## Provided data:

----

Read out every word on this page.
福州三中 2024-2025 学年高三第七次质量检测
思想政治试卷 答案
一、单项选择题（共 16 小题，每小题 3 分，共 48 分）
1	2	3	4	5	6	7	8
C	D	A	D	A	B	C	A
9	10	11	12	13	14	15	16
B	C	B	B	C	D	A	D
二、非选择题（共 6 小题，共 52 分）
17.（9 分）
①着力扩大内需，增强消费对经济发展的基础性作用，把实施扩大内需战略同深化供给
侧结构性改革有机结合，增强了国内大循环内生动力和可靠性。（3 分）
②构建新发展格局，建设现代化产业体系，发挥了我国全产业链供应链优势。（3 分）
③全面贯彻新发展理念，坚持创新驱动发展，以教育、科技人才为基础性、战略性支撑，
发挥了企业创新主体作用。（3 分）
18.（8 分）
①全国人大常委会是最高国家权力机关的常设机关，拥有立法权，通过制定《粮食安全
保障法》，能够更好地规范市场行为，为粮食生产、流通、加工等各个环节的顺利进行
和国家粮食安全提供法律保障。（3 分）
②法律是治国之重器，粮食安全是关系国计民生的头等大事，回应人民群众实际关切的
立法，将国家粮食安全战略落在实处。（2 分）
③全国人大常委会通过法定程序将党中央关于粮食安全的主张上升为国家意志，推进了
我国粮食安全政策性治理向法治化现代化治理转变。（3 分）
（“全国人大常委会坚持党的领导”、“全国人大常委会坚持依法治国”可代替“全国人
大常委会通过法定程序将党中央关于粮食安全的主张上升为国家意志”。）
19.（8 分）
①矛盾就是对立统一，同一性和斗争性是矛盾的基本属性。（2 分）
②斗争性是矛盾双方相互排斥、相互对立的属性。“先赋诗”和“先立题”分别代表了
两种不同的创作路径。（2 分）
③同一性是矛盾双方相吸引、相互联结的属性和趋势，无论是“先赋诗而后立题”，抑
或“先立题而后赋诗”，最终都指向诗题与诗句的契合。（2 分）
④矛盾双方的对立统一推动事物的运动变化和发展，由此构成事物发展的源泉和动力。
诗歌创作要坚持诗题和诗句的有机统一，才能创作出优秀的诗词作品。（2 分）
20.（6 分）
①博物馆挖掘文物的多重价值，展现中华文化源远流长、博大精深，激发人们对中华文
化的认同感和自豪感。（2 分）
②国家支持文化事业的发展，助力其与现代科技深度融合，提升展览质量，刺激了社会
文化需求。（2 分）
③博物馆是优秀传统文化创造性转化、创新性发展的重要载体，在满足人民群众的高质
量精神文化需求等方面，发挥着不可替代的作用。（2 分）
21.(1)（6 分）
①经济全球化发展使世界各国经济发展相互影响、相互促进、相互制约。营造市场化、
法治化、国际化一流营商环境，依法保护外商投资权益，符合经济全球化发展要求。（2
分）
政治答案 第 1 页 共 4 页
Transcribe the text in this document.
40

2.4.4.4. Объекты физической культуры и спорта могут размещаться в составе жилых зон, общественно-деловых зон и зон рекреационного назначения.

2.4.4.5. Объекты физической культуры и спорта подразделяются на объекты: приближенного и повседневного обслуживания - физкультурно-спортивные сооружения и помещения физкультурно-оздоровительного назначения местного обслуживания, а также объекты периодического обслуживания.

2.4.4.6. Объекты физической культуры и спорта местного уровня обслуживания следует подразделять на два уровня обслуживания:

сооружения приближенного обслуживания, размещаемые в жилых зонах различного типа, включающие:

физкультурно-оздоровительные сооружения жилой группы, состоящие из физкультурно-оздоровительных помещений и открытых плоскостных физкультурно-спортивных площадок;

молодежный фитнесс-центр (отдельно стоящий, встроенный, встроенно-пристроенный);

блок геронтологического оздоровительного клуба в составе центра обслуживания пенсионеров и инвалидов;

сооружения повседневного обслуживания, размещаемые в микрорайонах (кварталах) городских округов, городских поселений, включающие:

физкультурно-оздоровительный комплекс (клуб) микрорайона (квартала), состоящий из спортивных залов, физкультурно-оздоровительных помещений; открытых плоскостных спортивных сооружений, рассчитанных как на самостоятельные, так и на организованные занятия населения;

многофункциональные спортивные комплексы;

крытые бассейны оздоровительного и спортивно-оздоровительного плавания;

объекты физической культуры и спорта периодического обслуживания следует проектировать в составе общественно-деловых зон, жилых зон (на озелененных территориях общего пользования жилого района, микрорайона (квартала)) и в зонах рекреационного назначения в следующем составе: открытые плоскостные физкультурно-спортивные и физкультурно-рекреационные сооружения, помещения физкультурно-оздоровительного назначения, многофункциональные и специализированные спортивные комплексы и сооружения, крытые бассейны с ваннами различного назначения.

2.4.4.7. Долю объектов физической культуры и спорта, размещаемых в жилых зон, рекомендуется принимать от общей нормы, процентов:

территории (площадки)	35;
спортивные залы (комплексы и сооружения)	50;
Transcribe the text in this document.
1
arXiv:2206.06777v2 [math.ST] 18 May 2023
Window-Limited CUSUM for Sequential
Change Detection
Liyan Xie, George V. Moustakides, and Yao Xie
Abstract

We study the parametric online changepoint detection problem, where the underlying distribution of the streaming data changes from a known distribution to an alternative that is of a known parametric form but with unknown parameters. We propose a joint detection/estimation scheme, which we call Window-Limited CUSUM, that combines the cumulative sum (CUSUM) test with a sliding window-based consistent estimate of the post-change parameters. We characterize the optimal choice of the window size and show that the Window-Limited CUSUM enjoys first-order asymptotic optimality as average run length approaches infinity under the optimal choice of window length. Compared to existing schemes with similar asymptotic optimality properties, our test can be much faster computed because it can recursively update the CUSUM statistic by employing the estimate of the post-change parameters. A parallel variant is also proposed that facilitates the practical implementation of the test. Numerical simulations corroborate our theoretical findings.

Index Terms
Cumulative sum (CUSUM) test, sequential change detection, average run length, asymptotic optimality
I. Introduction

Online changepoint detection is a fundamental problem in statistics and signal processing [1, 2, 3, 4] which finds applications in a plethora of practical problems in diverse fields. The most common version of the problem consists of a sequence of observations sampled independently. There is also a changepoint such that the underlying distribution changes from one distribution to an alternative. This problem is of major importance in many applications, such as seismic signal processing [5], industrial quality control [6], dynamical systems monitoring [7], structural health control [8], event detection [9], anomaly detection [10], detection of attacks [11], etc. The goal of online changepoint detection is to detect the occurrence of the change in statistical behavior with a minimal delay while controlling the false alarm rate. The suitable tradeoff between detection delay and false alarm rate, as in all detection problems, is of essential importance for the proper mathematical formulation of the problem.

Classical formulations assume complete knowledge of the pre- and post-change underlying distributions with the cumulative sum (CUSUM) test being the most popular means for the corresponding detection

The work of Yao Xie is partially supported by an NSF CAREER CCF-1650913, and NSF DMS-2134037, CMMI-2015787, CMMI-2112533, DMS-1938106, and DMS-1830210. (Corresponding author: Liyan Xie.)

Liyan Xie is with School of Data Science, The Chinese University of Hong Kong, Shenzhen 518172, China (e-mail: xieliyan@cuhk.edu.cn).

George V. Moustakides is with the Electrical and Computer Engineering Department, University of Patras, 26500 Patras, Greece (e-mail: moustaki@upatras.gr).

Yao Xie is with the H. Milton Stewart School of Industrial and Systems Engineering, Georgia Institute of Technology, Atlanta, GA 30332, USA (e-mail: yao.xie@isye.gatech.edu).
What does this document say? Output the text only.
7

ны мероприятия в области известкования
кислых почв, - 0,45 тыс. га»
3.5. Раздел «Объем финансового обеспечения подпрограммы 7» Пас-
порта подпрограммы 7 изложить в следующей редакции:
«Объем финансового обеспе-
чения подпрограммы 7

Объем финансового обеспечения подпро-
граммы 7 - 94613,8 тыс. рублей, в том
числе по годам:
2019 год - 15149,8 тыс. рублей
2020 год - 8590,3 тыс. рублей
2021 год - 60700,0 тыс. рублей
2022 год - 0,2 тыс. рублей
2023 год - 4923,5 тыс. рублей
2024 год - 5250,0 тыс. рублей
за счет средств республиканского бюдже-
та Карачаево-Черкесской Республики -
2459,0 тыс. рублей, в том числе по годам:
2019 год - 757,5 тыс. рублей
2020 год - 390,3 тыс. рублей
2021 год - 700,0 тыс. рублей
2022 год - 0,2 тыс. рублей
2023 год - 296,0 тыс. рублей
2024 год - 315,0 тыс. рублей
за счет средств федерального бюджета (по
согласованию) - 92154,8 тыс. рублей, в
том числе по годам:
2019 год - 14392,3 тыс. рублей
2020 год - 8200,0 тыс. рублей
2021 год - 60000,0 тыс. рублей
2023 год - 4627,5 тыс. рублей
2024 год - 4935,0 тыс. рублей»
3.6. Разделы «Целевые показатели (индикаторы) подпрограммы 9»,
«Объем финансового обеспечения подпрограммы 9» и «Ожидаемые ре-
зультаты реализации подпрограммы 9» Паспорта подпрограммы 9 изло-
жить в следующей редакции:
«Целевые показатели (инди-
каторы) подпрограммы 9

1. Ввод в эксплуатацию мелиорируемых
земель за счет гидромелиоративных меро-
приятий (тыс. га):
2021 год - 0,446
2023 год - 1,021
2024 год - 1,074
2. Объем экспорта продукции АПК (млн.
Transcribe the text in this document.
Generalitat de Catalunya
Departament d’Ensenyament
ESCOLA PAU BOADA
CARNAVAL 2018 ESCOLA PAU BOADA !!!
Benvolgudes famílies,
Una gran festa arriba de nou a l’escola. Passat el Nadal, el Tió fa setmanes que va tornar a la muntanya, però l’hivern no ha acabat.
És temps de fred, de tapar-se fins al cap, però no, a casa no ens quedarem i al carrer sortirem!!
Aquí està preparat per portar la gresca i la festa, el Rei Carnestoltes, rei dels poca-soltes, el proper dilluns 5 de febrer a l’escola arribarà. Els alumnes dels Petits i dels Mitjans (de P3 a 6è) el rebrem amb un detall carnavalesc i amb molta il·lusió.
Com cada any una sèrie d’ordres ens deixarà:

----

## The problem:
Pick every line with "счет" in it and copy it.

## Answer to this exercise:
за счет средств республиканского бюдже-
за счет средств федерального бюджета (по
земель за счет гидромелиоративных меро-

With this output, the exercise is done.